[Data items]
+ + +

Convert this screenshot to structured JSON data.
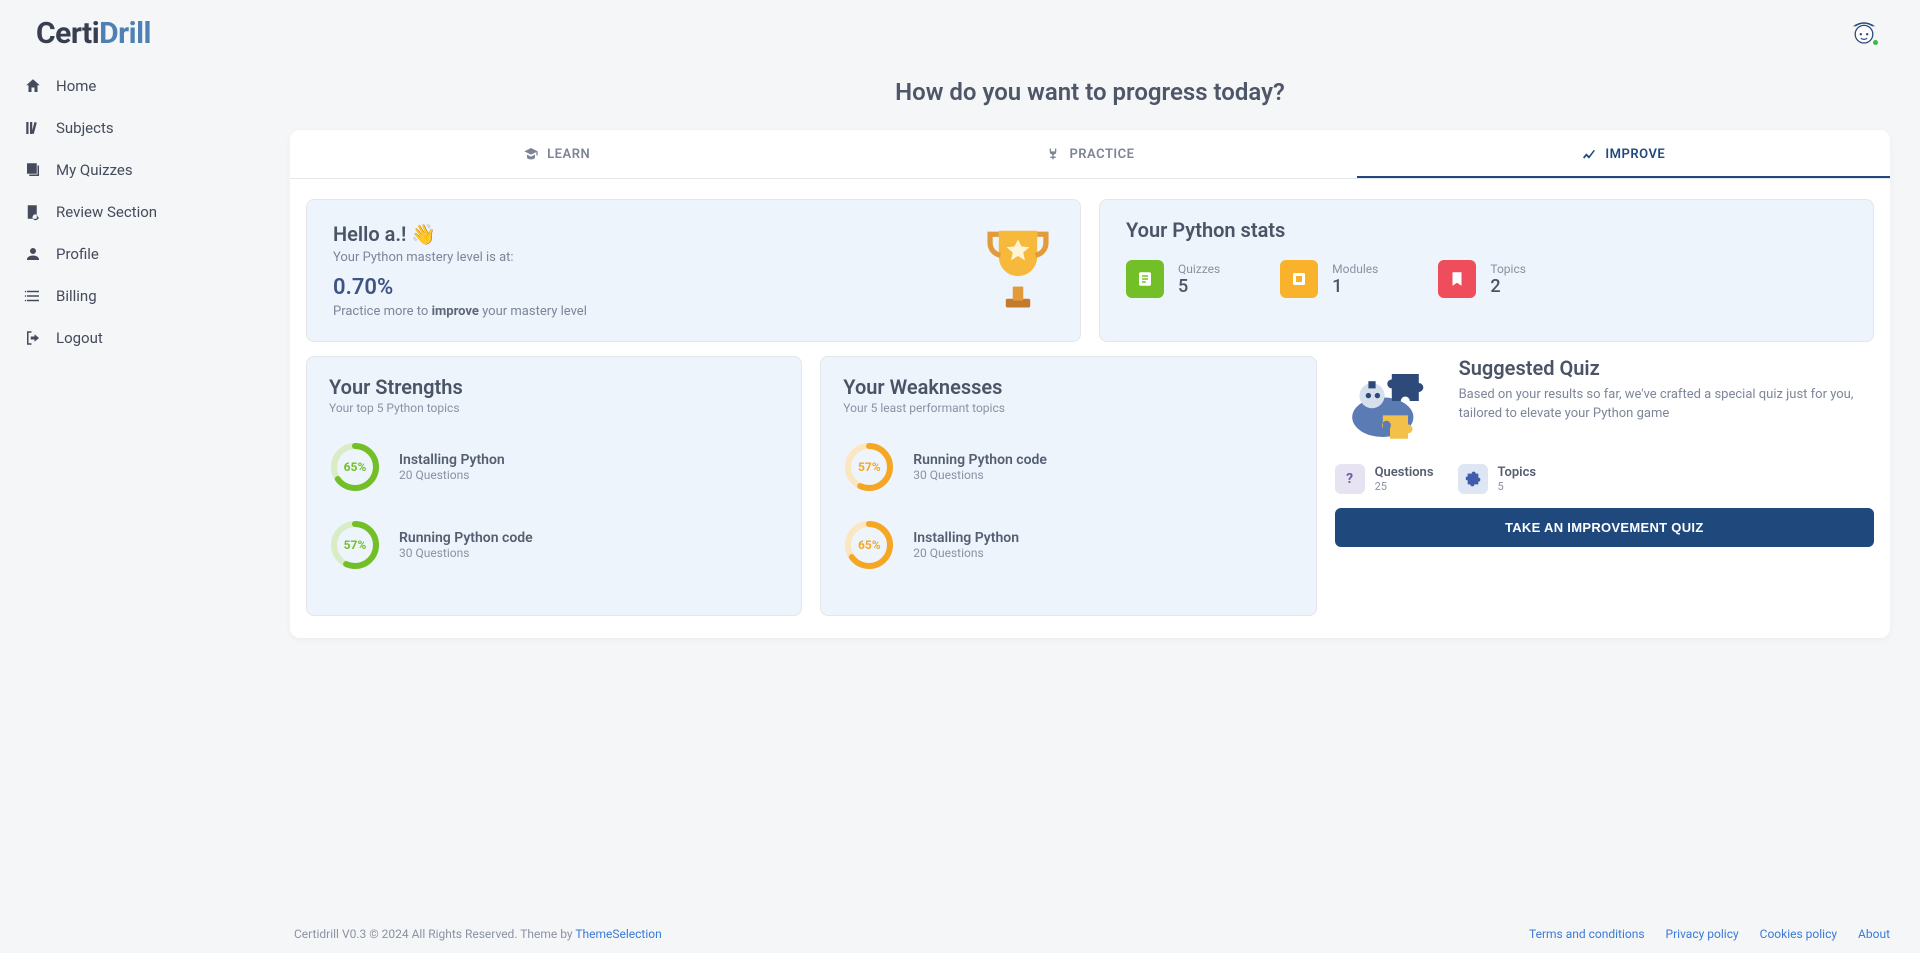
{
  "brand": {
    "part1": "Certi",
    "part2": "Drill"
  },
  "nav": [
    {
      "label": "Home"
    },
    {
      "label": "Subjects"
    },
    {
      "label": "My Quizzes"
    },
    {
      "label": "Review Section"
    },
    {
      "label": "Profile"
    },
    {
      "label": "Billing"
    },
    {
      "label": "Logout"
    }
  ],
  "headline": "How do you want to progress today?",
  "tabs": {
    "learn": "LEARN",
    "practice": "PRACTICE",
    "improve": "IMPROVE"
  },
  "subject": "Python",
  "hello": {
    "greeting": "Hello a.! 👋",
    "sub": "Your Python mastery level is at:",
    "percent": "0.70%",
    "tip_pre": "Practice more to ",
    "tip_bold": "improve",
    "tip_post": " your mastery level"
  },
  "stats_title": "Your Python stats",
  "stats": [
    {
      "label": "Quizzes",
      "value": "5"
    },
    {
      "label": "Modules",
      "value": "1"
    },
    {
      "label": "Topics",
      "value": "2"
    }
  ],
  "strengths": {
    "title": "Your Strengths",
    "desc": "Your top 5 Python topics",
    "items": [
      {
        "pct": 65,
        "pct_label": "65%",
        "name": "Installing Python",
        "q": "20 Questions"
      },
      {
        "pct": 57,
        "pct_label": "57%",
        "name": "Running Python code",
        "q": "30 Questions"
      }
    ]
  },
  "weaknesses": {
    "title": "Your Weaknesses",
    "desc": "Your 5 least performant topics",
    "items": [
      {
        "pct": 57,
        "pct_label": "57%",
        "name": "Running Python code",
        "q": "30 Questions"
      },
      {
        "pct": 65,
        "pct_label": "65%",
        "name": "Installing Python",
        "q": "20 Questions"
      }
    ]
  },
  "suggested": {
    "title": "Suggested Quiz",
    "desc": "Based on your results so far, we've crafted a special quiz just for you, tailored to elevate your Python game",
    "questions_label": "Questions",
    "questions_value": "25",
    "topics_label": "Topics",
    "topics_value": "5",
    "button": "TAKE AN IMPROVEMENT QUIZ"
  },
  "footer": {
    "copyright": "Certidrill V0.3 © 2024 All Rights Reserved. Theme by ",
    "theme_by": "ThemeSelection",
    "links": [
      "Terms and conditions",
      "Privacy policy",
      "Cookies policy",
      "About"
    ]
  }
}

+ + +

§ **WHAT NEEDS TO BE DONE**
Copy everything in the records above except the pictures, exactly as written.

§ **RESPONSE TO THE EXERCISE**
Convert this screenshot to structured JSON data.
{
  "brand": {
    "part1": "Certi",
    "part2": "Drill"
  },
  "nav": [
    {
      "label": "Home"
    },
    {
      "label": "Subjects"
    },
    {
      "label": "My Quizzes"
    },
    {
      "label": "Review Section"
    },
    {
      "label": "Profile"
    },
    {
      "label": "Billing"
    },
    {
      "label": "Logout"
    }
  ],
  "headline": "How do you want to progress today?",
  "tabs": {
    "learn": "LEARN",
    "practice": "PRACTICE",
    "improve": "IMPROVE"
  },
  "subject": "Python",
  "hello": {
    "greeting": "Hello a.! 👋",
    "sub": "Your Python mastery level is at:",
    "percent": "0.70%",
    "tip_pre": "Practice more to ",
    "tip_bold": "improve",
    "tip_post": " your mastery level"
  },
  "stats_title": "Your Python stats",
  "stats": [
    {
      "label": "Quizzes",
      "value": "5"
    },
    {
      "label": "Modules",
      "value": "1"
    },
    {
      "label": "Topics",
      "value": "2"
    }
  ],
  "strengths": {
    "title": "Your Strengths",
    "desc": "Your top 5 Python topics",
    "items": [
      {
        "pct": 65,
        "pct_label": "65%",
        "name": "Installing Python",
        "q": "20 Questions"
      },
      {
        "pct": 57,
        "pct_label": "57%",
        "name": "Running Python code",
        "q": "30 Questions"
      }
    ]
  },
  "weaknesses": {
    "title": "Your Weaknesses",
    "desc": "Your 5 least performant topics",
    "items": [
      {
        "pct": 57,
        "pct_label": "57%",
        "name": "Running Python code",
        "q": "30 Questions"
      },
      {
        "pct": 65,
        "pct_label": "65%",
        "name": "Installing Python",
        "q": "20 Questions"
      }
    ]
  },
  "suggested": {
    "title": "Suggested Quiz",
    "desc": "Based on your results so far, we've crafted a special quiz just for you, tailored to elevate your Python game",
    "questions_label": "Questions",
    "questions_value": "25",
    "topics_label": "Topics",
    "topics_value": "5",
    "button": "TAKE AN IMPROVEMENT QUIZ"
  },
  "footer": {
    "copyright": "Certidrill V0.3 © 2024 All Rights Reserved. Theme by ",
    "theme_by": "ThemeSelection",
    "links": [
      "Terms and conditions",
      "Privacy policy",
      "Cookies policy",
      "About"
    ]
  }
}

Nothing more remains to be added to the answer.